WRITTEN EXERCISE: The records that follow must be repeated verbatim, every one of them.

PROVIDED INFORMATION:
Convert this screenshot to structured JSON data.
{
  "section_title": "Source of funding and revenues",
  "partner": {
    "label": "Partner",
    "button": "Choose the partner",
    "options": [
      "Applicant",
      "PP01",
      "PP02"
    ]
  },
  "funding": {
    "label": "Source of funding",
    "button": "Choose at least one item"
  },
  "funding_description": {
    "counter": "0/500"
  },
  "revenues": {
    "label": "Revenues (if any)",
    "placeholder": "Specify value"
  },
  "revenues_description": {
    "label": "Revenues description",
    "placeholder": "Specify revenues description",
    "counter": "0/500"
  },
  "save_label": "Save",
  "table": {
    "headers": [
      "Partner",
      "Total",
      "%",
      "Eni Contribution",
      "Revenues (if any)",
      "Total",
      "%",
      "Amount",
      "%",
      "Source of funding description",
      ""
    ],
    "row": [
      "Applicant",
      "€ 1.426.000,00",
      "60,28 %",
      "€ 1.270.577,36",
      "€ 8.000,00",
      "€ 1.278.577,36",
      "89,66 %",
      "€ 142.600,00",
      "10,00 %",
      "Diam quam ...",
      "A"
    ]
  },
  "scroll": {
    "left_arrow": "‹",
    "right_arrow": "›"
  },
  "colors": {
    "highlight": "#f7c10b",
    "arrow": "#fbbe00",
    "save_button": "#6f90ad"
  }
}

SOLUTION FOR THIS TASK:
Convert this screenshot to structured JSON data.
{
  "section_title": "Source of funding and revenues",
  "partner": {
    "label": "Partner",
    "button": "Choose the partner",
    "options": [
      "Applicant",
      "PP01",
      "PP02"
    ]
  },
  "funding": {
    "label": "Source of funding",
    "button": "Choose at least one item"
  },
  "funding_description": {
    "counter": "0/500"
  },
  "revenues": {
    "label": "Revenues (if any)",
    "placeholder": "Specify value"
  },
  "revenues_description": {
    "label": "Revenues description",
    "placeholder": "Specify revenues description",
    "counter": "0/500"
  },
  "save_label": "Save",
  "table": {
    "headers": [
      "Partner",
      "Total",
      "%",
      "Eni Contribution",
      "Revenues (if any)",
      "Total",
      "%",
      "Amount",
      "%",
      "Source of funding description",
      ""
    ],
    "row": [
      "Applicant",
      "€ 1.426.000,00",
      "60,28 %",
      "€ 1.270.577,36",
      "€ 8.000,00",
      "€ 1.278.577,36",
      "89,66 %",
      "€ 142.600,00",
      "10,00 %",
      "Diam quam ...",
      "A"
    ]
  },
  "scroll": {
    "left_arrow": "‹",
    "right_arrow": "›"
  },
  "colors": {
    "highlight": "#f7c10b",
    "arrow": "#fbbe00",
    "save_button": "#6f90ad"
  }
}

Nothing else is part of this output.